— begin —
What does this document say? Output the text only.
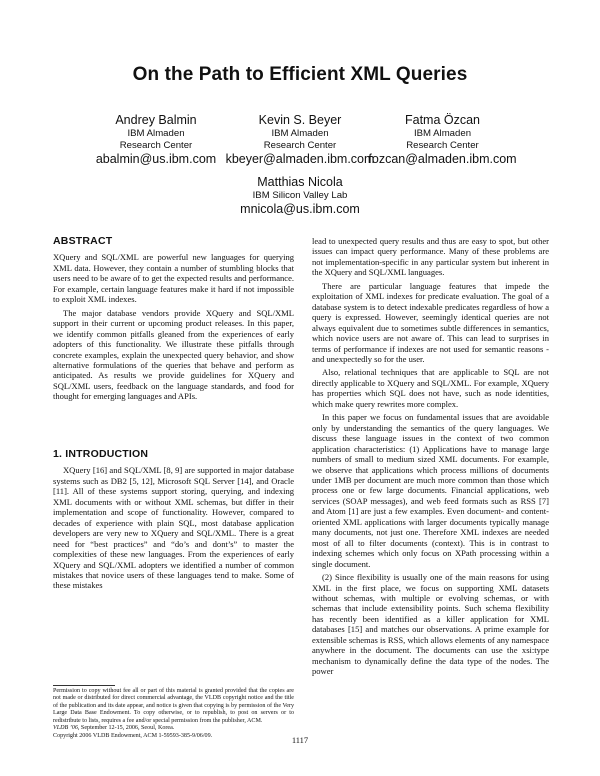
On the Path to Efficient XML Queries
Andrey Balmin
IBM Almaden
Research Center
abalmin@us.ibm.com
Kevin S. Beyer
IBM Almaden
Research Center
kbeyer@almaden.ibm.com
Fatma Özcan
IBM Almaden
Research Center
fozcan@almaden.ibm.com
Matthias Nicola
IBM Silicon Valley Lab
mnicola@us.ibm.com
ABSTRACT

XQuery and SQL/XML are powerful new languages for querying XML data. However, they contain a number of stumbling blocks that users need to be aware of to get the expected results and performance. For example, certain language features make it hard if not impossible to exploit XML indexes.

The major database vendors provide XQuery and SQL/XML support in their current or upcoming product releases. In this paper, we identify common pitfalls gleaned from the experiences of early adopters of this functionality. We illustrate these pitfalls through concrete examples, explain the unexpected query behavior, and show alternative formulations of the queries that behave and perform as anticipated. As results we provide guidelines for XQuery and SQL/XML users, feedback on the language standards, and food for thought for emerging languages and APIs.

1. INTRODUCTION

XQuery [16] and SQL/XML [8, 9] are supported in major database systems such as DB2 [5, 12], Microsoft SQL Server [14], and Oracle [11]. All of these systems support storing, querying, and indexing XML documents with or without XML schemas, but differ in their implementation and scope of functionality. However, compared to decades of experience with plain SQL, most database application developers are very new to XQuery and SQL/XML. There is a great need for “best practices” and “do’s and dont’s” to master the complexities of these new languages. From the experiences of early XQuery and SQL/XML adopters we identified a number of common mistakes that novice users of these languages tend to make. Some of these mistakes

Permission to copy without fee all or part of this material is granted provided that the copies are not made or distributed for direct commercial advantage, the VLDB copyright notice and the title of the publication and its date appear, and notice is given that copying is by permission of the Very Large Data Base Endowment. To copy otherwise, or to republish, to post on servers or to redistribute to lists, requires a fee and/or special permission from the publisher, ACM.

VLDB ’06, September 12-15, 2006, Seoul, Korea.

Copyright 2006 VLDB Endowment, ACM 1-59593-385-9/06/09.

lead to unexpected query results and thus are easy to spot, but other issues can impact query performance. Many of these problems are not implementation-specific in any particular system but inherent in the XQuery and SQL/XML languages.

There are particular language features that impede the exploitation of XML indexes for predicate evaluation. The goal of a database system is to detect indexable predicates regardless of how a query is expressed. However, seemingly identical queries are not always equivalent due to sometimes subtle differences in semantics, which novice users are not aware of. This can lead to surprises in terms of performance if indexes are not used for semantic reasons - and unexpectedly so for the user.

Also, relational techniques that are applicable to SQL are not directly applicable to XQuery and SQL/XML. For example, XQuery has properties which SQL does not have, such as node identities, which make query rewrites more complex.

In this paper we focus on fundamental issues that are avoidable only by understanding the semantics of the query languages. We discuss these language issues in the context of two common application characteristics: (1) Applications have to manage large numbers of small to medium sized XML documents. For example, we observe that applications which process millions of documents under 1MB per document are much more common than those which process one or few large documents. Financial applications, web services (SOAP messages), and web feed formats such as RSS [7] and Atom [1] are just a few examples. Even document- and content-oriented XML applications with larger documents typically manage many documents, not just one. Therefore XML indexes are needed most of all to filter documents (context). This is in contrast to indexing schemes which only focus on XPath processing within a single document.

(2) Since flexibility is usually one of the main reasons for using XML in the first place, we focus on supporting XML datasets without schemas, with multiple or evolving schemas, or with schemas that include extensibility points. Such schema flexibility has recently been identified as a killer application for XML databases [15] and matches our observations. A prime example for extensible schemas is RSS, which allows elements of any namespace anywhere in the document. The documents can use the xsi:type mechanism to dynamically define the data type of the nodes. The power

1117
— end —
REQUEST
Among the entries above, identify all lines with "without" and copy them.

RESULT OF THIS TASK
XQuery [16] and SQL/XML [8, 9] are supported in major database systems such as DB2 [5, 12], Microsoft SQL Server [14], and Oracle [11]. All of these systems support storing, querying, and indexing XML documents with or without XML schemas, but differ in their implementation and scope of functionality. However, compared to decades of experience with plain SQL, most database application developers are very new to XQuery and SQL/XML. There is a great need for “best practices” and “do’s and dont’s” to master the complexities of these new languages. From the experiences of early XQuery and SQL/XML adopters we identified a number of common mistakes that novice users of these languages tend to make. Some of these mistakes
Permission to copy without fee all or part of this material is granted provided that the copies are not made or distributed for direct commercial advantage, the VLDB copyright notice and the title of the publication and its date appear, and notice is given that copying is by permission of the Very Large Data Base Endowment. To copy otherwise, or to republish, to post on servers or to redistribute to lists, requires a fee and/or special permission from the publisher, ACM.
(2) Since flexibility is usually one of the main reasons for using XML in the first place, we focus on supporting XML datasets without schemas, with multiple or evolving schemas, or with schemas that include extensibility points. Such schema flexibility has recently been identified as a killer application for XML databases [15] and matches our observations. A prime example for extensible schemas is RSS, which allows elements of any namespace anywhere in the document. The documents can use the xsi:type mechanism to dynamically define the data type of the nodes. The power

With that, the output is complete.